* Records for the task *
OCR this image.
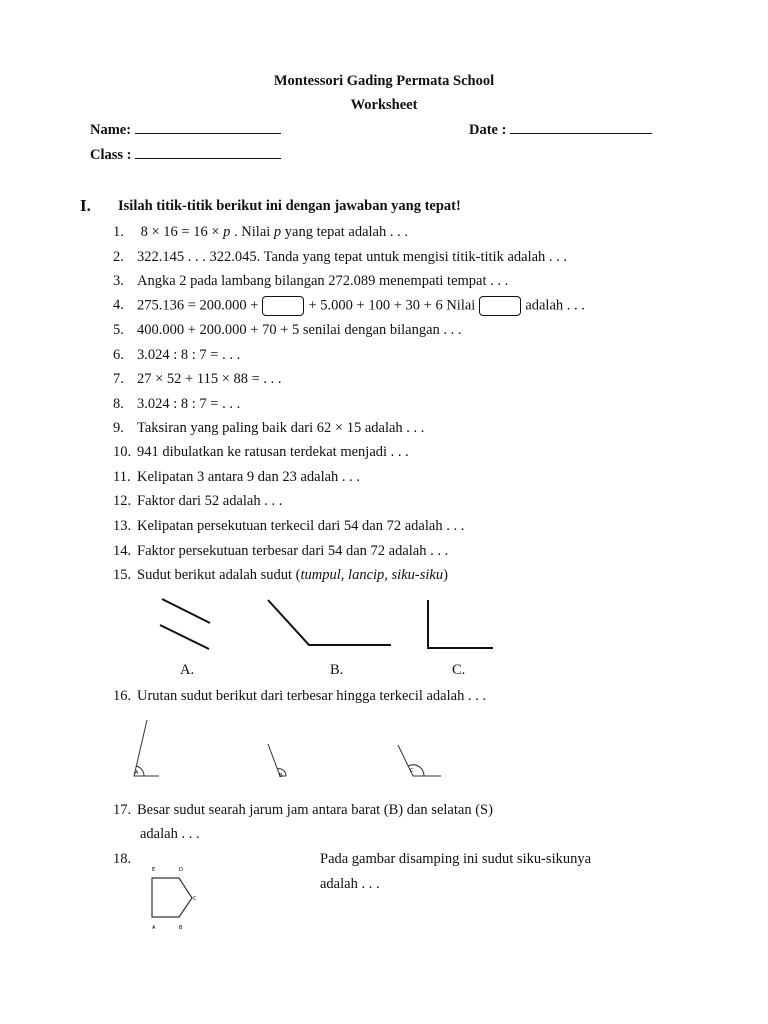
Montessori Gading Permata School
Worksheet
Name:	Date :
Class :
I. Isilah titik-titik berikut ini dengan jawaban yang tepat!
1. 8 × 16 = 16 × p . Nilai p yang tepat adalah . . .
2. 322.145 . . . 322.045. Tanda yang tepat untuk mengisi titik-titik adalah . . .
3. Angka 2 pada lambang bilangan 272.089 menempati tempat . . .
4. 275.136 = 200.000 +	+ 5.000 + 100 + 30 + 6 Nilai	adalah . . .
5. 400.000 + 200.000 + 70 + 5 senilai dengan bilangan . . .
6. 3.024 : 8 : 7 = . . .
7. 27 × 52 + 115 × 88 = . . .
8. 3.024 : 8 : 7 = . . .
9. Taksiran yang paling baik dari 62 × 15 adalah . . .
10. 941 dibulatkan ke ratusan terdekat menjadi . . .
11. Kelipatan 3 antara 9 dan 23 adalah . . .
12. Faktor dari 52 adalah . . .
13. Kelipatan persekutuan terkecil dari 54 dan 72 adalah . . .
14. Faktor persekutuan terbesar dari 54 dan 72 adalah . . .
15. Sudut berikut adalah sudut (tumpul, lancip, siku-siku)
A.	B.	C.
16. Urutan sudut berikut dari terbesar hingga terkecil adalah . . .
A	B
C
17. Besar sudut searah jarum jam antara barat (B) dan selatan (S)
adalah . . .
18.	Pada gambar disamping ini sudut siku-sikunya
adalah . . .
E	D
C
A	B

* Work to do *
Each entry gets copied exactly; the pictures stay out.

* In response *
OCR this image.
Montessori Gading Permata School
Worksheet
Name:	Date :
Class :
I. Isilah titik-titik berikut ini dengan jawaban yang tepat!
1. 8 × 16 = 16 × p . Nilai p yang tepat adalah . . .
2. 322.145 . . . 322.045. Tanda yang tepat untuk mengisi titik-titik adalah . . .
3. Angka 2 pada lambang bilangan 272.089 menempati tempat . . .
4. 275.136 = 200.000 +	+ 5.000 + 100 + 30 + 6 Nilai	adalah . . .
5. 400.000 + 200.000 + 70 + 5 senilai dengan bilangan . . .
6. 3.024 : 8 : 7 = . . .
7. 27 × 52 + 115 × 88 = . . .
8. 3.024 : 8 : 7 = . . .
9. Taksiran yang paling baik dari 62 × 15 adalah . . .
10. 941 dibulatkan ke ratusan terdekat menjadi . . .
11. Kelipatan 3 antara 9 dan 23 adalah . . .
12. Faktor dari 52 adalah . . .
13. Kelipatan persekutuan terkecil dari 54 dan 72 adalah . . .
14. Faktor persekutuan terbesar dari 54 dan 72 adalah . . .
15. Sudut berikut adalah sudut (tumpul, lancip, siku-siku)
A.	B.	C.
16. Urutan sudut berikut dari terbesar hingga terkecil adalah . . .
A	B
C
17. Besar sudut searah jarum jam antara barat (B) dan selatan (S)
adalah . . .
18.	Pada gambar disamping ini sudut siku-sikunya
adalah . . .
E	D
C
A	B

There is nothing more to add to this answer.